#### STATED PROBLEM
Using the excerpt on dance artists and the IDENTITY.MOVE! project, answer yes or no: does each statement agree with the excerpt? Quote the words that decide each one. (a) The two dancers in Azamen wear wired sensor costumes. (b) The Bulgarian partner on IDENTITY.MOVE! is Derida Dance. (c) IDENTITY.MOVE! is coordinated by the State School of Dance in Athens.

As a dancer and choreographer, Agata Maszkiewicz is interested in the body, movement and choreography as a means to organise thoughts, ideas, sounds, images, objects, and bodies in time and space. In her work, she always tries to refer to a wider, socio-political frame. What interests Maszkiewicz are the historical, economic and social conditions that shape discourse about the body, which she believe plays an important role in how we imagine ourselves and the communities we live in.

Albena Baeva is one of the founders of the Runabout project. She is one of the active forces behind the interactive dance performance Azamen, a large-scale, ongoing performance created within the framework of Runabout project which began in 2012. The two dancers in Azamen are equipped with a pair of wireless sensor costumes that track the dancers’ movements and transmit the data to a computer. In this way, their bodies become musical instruments that are capable of capturing sounds and words, which they play over and over again, modulating and transforming them until they create the perfect audio accompaniment for their dance.

The Athens residency is part of the IDENTITY.MOVE! project, which offers a transnational platform for theoretical and artistic research in the field of contemporary dance and related performing arts focusing on Eastern Europe. Participants in the project come from Bosnia and Herzegovina, Bulgaria, Croatia, Czech Republic, Germany, Greece, Hungary, Latvia, Lithuania, Poland, Romania, Serbia, Slovakia, Slovenia. The Bulgarian partner on this project is Derida Dance. IDENTITY.MOVE! is coordinated by Goethe-Institut Warsaw in cooperation with Centre for Culture Lublin, Obcanske sdruzeni Motus in Prague and the State School of Dance in Athens, and is supported by the Culture Programme of the European Union.

[Records from a dataset]
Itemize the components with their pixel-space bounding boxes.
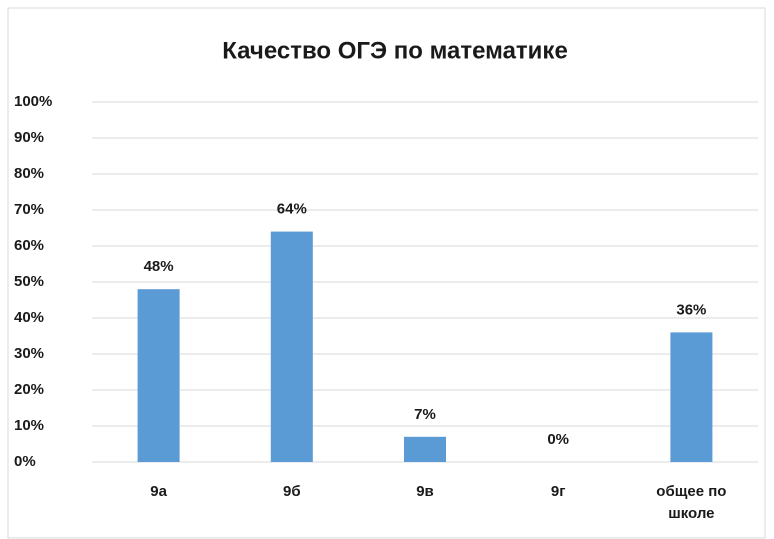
x-tick-label: 9в: [416, 483, 434, 500]
x-tick-label: общее по школе: [656, 483, 727, 522]
y-tick-label: 10%: [14, 417, 44, 434]
y-tick-label: 90%: [14, 129, 44, 146]
bar: [404, 436, 446, 462]
y-tick-label: 30%: [14, 345, 44, 362]
data-label: 7%: [414, 406, 436, 423]
chart-border: [7, 7, 766, 539]
y-tick-label: 20%: [14, 381, 44, 398]
chart-title: Качество ОГЭ по математике: [222, 37, 568, 64]
y-tick-label: 50%: [14, 273, 44, 290]
y-tick-label: 40%: [14, 309, 44, 326]
data-label: 64%: [277, 201, 307, 218]
bar: [270, 231, 313, 462]
x-tick-label: 9а: [150, 483, 167, 500]
data-label: 48%: [144, 258, 174, 275]
bar: [137, 289, 180, 462]
data-label: 0%: [547, 431, 569, 448]
y-tick-label: 70%: [14, 201, 44, 218]
bar: [670, 332, 713, 462]
x-tick-label: 9б: [282, 483, 301, 500]
y-tick-label: 80%: [14, 165, 44, 182]
data-label: 36%: [676, 301, 706, 318]
x-tick-label: 9г: [550, 483, 566, 500]
y-tick-label: 60%: [14, 237, 44, 254]
y-tick-label: 0%: [14, 453, 36, 470]
y-tick-label: 100%: [14, 93, 52, 110]
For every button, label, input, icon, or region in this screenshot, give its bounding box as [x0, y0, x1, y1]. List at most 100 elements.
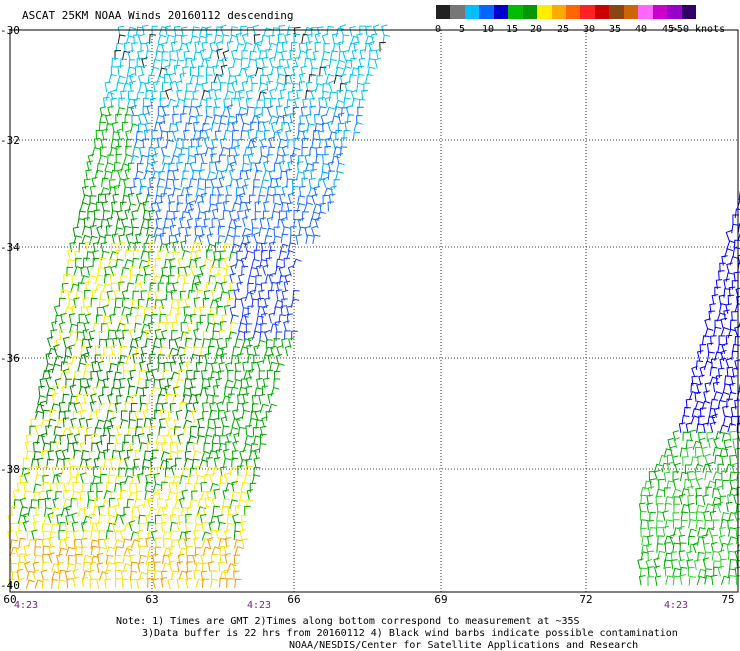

#### WRITTEN RESPONSE
(a) No: "equipped with a pair of wireless sensor costumes"
(b) Yes: "The Bulgarian partner on this project is Derida Dance."
(c) No: "IDENTITY.MOVE! is coordinated by Goethe-Institut Warsaw"